What to produce ::
Set down all of the data that follows word for word, without the images.

Start

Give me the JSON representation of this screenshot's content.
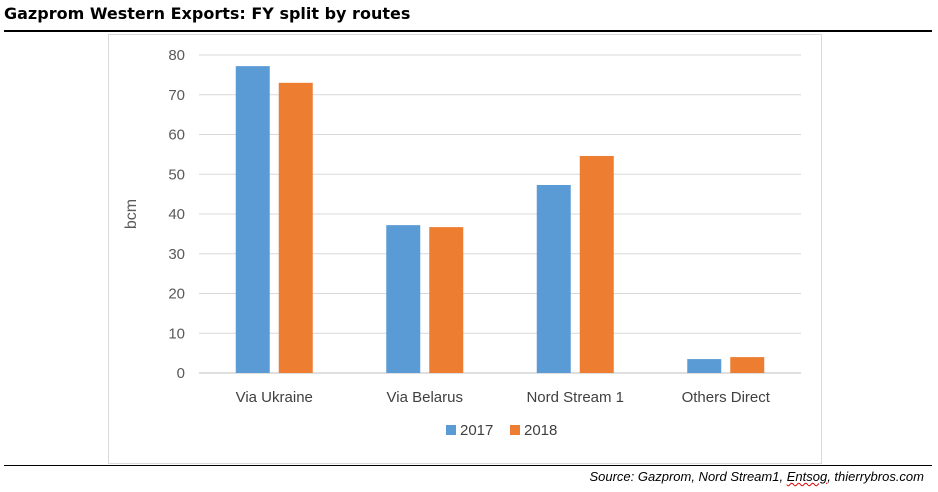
{
  "header": {
    "title": "Gazprom Western Exports: FY split by routes"
  },
  "footer": {
    "source_prefix": "Source: Gazprom, Nord Stream1, ",
    "source_flagged": "Entsog",
    "source_suffix": ", thierrybros.com"
  },
  "chart_data": {
    "type": "bar",
    "categories": [
      "Via Ukraine",
      "Via Belarus",
      "Nord Stream 1",
      "Others Direct"
    ],
    "series": [
      {
        "name": "2017",
        "values": [
          77.2,
          37.2,
          47.3,
          3.5
        ],
        "color": "#5B9BD5"
      },
      {
        "name": "2018",
        "values": [
          73.0,
          36.7,
          54.6,
          4.0
        ],
        "color": "#ED7D31"
      }
    ],
    "title": "",
    "xlabel": "",
    "ylabel": "bcm",
    "ylim": [
      0,
      80
    ],
    "yticks": [
      0,
      10,
      20,
      30,
      40,
      50,
      60,
      70,
      80
    ],
    "grid": true,
    "legend": "bottom-center"
  }
}
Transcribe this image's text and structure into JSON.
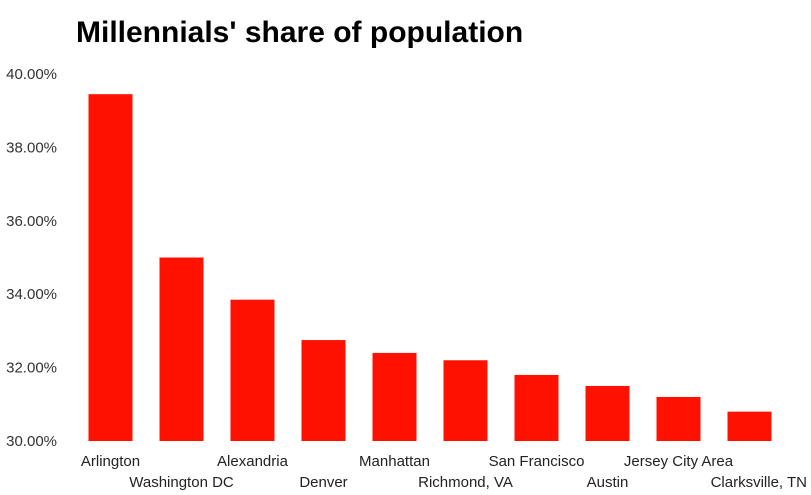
{
  "chart_data": {
    "type": "bar",
    "title": "Millennials' share of population",
    "xlabel": "",
    "ylabel": "",
    "categories": [
      "Arlington",
      "Washington DC",
      "Alexandria",
      "Denver",
      "Manhattan",
      "Richmond, VA",
      "San Francisco",
      "Austin",
      "Jersey City Area",
      "Clarksville, TN"
    ],
    "values": [
      39.45,
      35.0,
      33.85,
      32.75,
      32.4,
      32.2,
      31.8,
      31.5,
      31.2,
      30.8
    ],
    "ylim": [
      30,
      40
    ],
    "yticks": [
      30,
      32,
      34,
      36,
      38,
      40
    ],
    "ytick_labels": [
      "30.00%",
      "32.00%",
      "34.00%",
      "36.00%",
      "38.00%",
      "40.00%"
    ],
    "grid": false,
    "legend": "none",
    "bar_color": "#ff1100"
  }
}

End

Finished task ::
Give me the JSON representation of this screenshot's content.
{
  "header": {
    "title": "Gazprom Western Exports: FY split by routes"
  },
  "footer": {
    "source_prefix": "Source: Gazprom, Nord Stream1, ",
    "source_flagged": "Entsog",
    "source_suffix": ", thierrybros.com"
  },
  "chart_data": {
    "type": "bar",
    "categories": [
      "Via Ukraine",
      "Via Belarus",
      "Nord Stream 1",
      "Others Direct"
    ],
    "series": [
      {
        "name": "2017",
        "values": [
          77.2,
          37.2,
          47.3,
          3.5
        ],
        "color": "#5B9BD5"
      },
      {
        "name": "2018",
        "values": [
          73.0,
          36.7,
          54.6,
          4.0
        ],
        "color": "#ED7D31"
      }
    ],
    "title": "",
    "xlabel": "",
    "ylabel": "bcm",
    "ylim": [
      0,
      80
    ],
    "yticks": [
      0,
      10,
      20,
      30,
      40,
      50,
      60,
      70,
      80
    ],
    "grid": true,
    "legend": "bottom-center"
  }
}
Transcribe this image's text and structure into JSON.
{
  "chart_data": {
    "type": "bar",
    "title": "Millennials' share of population",
    "xlabel": "",
    "ylabel": "",
    "categories": [
      "Arlington",
      "Washington DC",
      "Alexandria",
      "Denver",
      "Manhattan",
      "Richmond, VA",
      "San Francisco",
      "Austin",
      "Jersey City Area",
      "Clarksville, TN"
    ],
    "values": [
      39.45,
      35.0,
      33.85,
      32.75,
      32.4,
      32.2,
      31.8,
      31.5,
      31.2,
      30.8
    ],
    "ylim": [
      30,
      40
    ],
    "yticks": [
      30,
      32,
      34,
      36,
      38,
      40
    ],
    "ytick_labels": [
      "30.00%",
      "32.00%",
      "34.00%",
      "36.00%",
      "38.00%",
      "40.00%"
    ],
    "grid": false,
    "legend": "none",
    "bar_color": "#ff1100"
  }
}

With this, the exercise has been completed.